## TASK TO COMPLETE
Provide only the number of lines in the listing that contain the string "个人金融业务部副经理".

## GIVEN RECORDS
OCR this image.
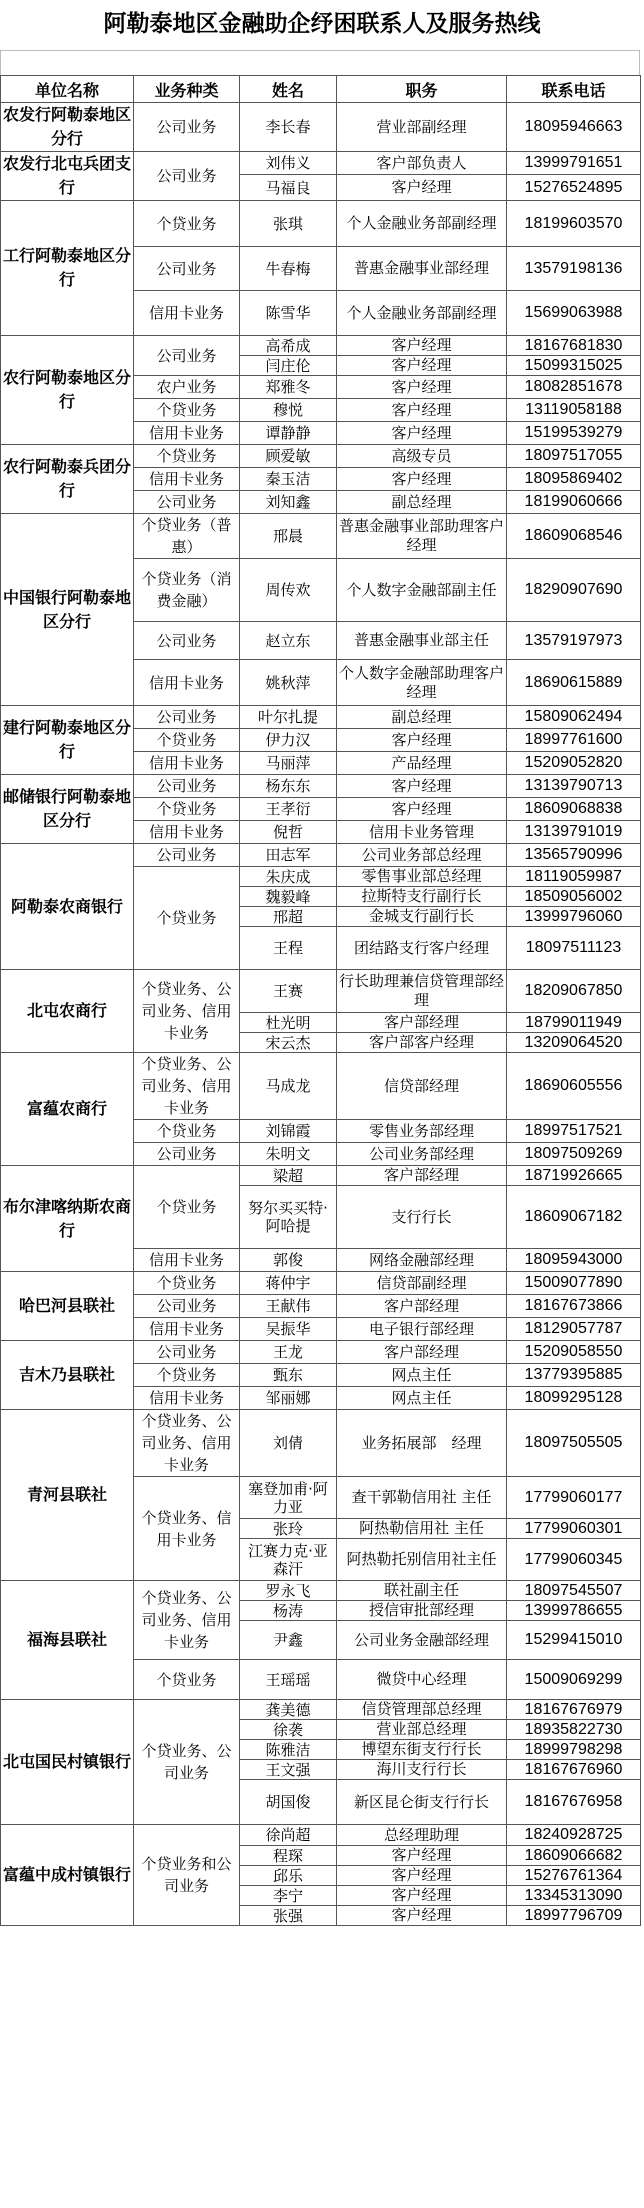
阿勒泰地区金融助企纾困联系人及服务热线
单位名称	业务种类	姓名	职务	联系电话
农发行阿勒泰地区分行	公司业务	李长春	营业部副经理	18095946663
农发行北屯兵团支行	公司业务	刘伟义	客户部负责人	13999791651
		马福良	客户经理	15276524895
工行阿勒泰地区分行	个贷业务	张琪	个人金融业务部副经理	18199603570
	公司业务	牛春梅	普惠金融事业部经理	13579198136
	信用卡业务	陈雪华	个人金融业务部副经理	15699063988
农行阿勒泰地区分行	公司业务	高希成	客户经理	18167681830
		闫庄伦	客户经理	15099315025
	农户业务	郑雅冬	客户经理	18082851678
	个贷业务	穆悦	客户经理	13119058188
	信用卡业务	谭静静	客户经理	15199539279
农行阿勒泰兵团分行	个贷业务	顾爱敏	高级专员	18097517055
	信用卡业务	秦玉洁	客户经理	18095869402
	公司业务	刘知鑫	副总经理	18199060666
中国银行阿勒泰地区分行	个贷业务（普惠）	邢晨	普惠金融事业部助理客户经理	18609068546
	个贷业务（消费金融）	周传欢	个人数字金融部副主任	18290907690
	公司业务	赵立东	普惠金融事业部主任	13579197973
	信用卡业务	姚秋萍	个人数字金融部助理客户经理	18690615889
建行阿勒泰地区分行	公司业务	叶尔扎提	副总经理	15809062494
	个贷业务	伊力汉	客户经理	18997761600
	信用卡业务	马丽萍	产品经理	15209052820
邮储银行阿勒泰地区分行	公司业务	杨东东	客户经理	13139790713
	个贷业务	王孝衍	客户经理	18609068838
	信用卡业务	倪哲	信用卡业务管理	13139791019
阿勒泰农商银行	公司业务	田志军	公司业务部总经理	13565790996
	个贷业务	朱庆成	零售事业部总经理	18119059987
		魏毅峰	拉斯特支行副行长	18509056002
		邢超	金城支行副行长	13999796060
		王程	团结路支行客户经理	18097511123
北屯农商行	个贷业务、公司业务、信用卡业务	王赛	行长助理兼信贷管理部经理	18209067850
		杜光明	客户部经理	18799011949
		宋云杰	客户部客户经理	13209064520
富蕴农商行	个贷业务、公司业务、信用卡业务	马成龙	信贷部经理	18690605556
	个贷业务	刘锦霞	零售业务部经理	18997517521
	公司业务	朱明文	公司业务部经理	18097509269
布尔津喀纳斯农商行	个贷业务	梁超	客户部经理	18719926665
		努尔买买特·阿哈提	支行行长	18609067182
	信用卡业务	郭俊	网络金融部经理	18095943000
哈巴河县联社	个贷业务	蒋仲宇	信贷部副经理	15009077890
	公司业务	王献伟	客户部经理	18167673866
	信用卡业务	吴振华	电子银行部经理	18129057787
吉木乃县联社	公司业务	王龙	客户部经理	15209058550
	个贷业务	甄东	网点主任	13779395885
	信用卡业务	邹丽娜	网点主任	18099295128
青河县联社	个贷业务、公司业务、信用卡业务	刘倩	业务拓展部　经理	18097505505
	个贷业务、信用卡业务	塞登加甫·阿力亚	查干郭勒信用社 主任	17799060177
		张玲	阿热勒信用社 主任	17799060301
		江赛力克·亚森汗	阿热勒托别信用社主任	17799060345
福海县联社	个贷业务、公司业务、信用卡业务	罗永飞	联社副主任	18097545507
		杨涛	授信审批部经理	13999786655
		尹鑫	公司业务金融部经理	15299415010
	个贷业务	王瑶瑶	微贷中心经理	15009069299
北屯国民村镇银行	个贷业务、公司业务	龚美德	信贷管理部总经理	18167676979
		徐袭	营业部总经理	18935822730
		陈雅洁	博望东街支行行长	18999798298
		王文强	海川支行行长	18167676960
		胡国俊	新区昆仑街支行行长	18167676958
富蕴中成村镇银行	个贷业务和公司业务	徐尚超	总经理助理	18240928725
		程琛	客户经理	18609066682
		邱乐	客户经理	15276761364
		李宁	客户经理	13345313090
		张强	客户经理	18997796709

## RESPONSE TO THE TASK
2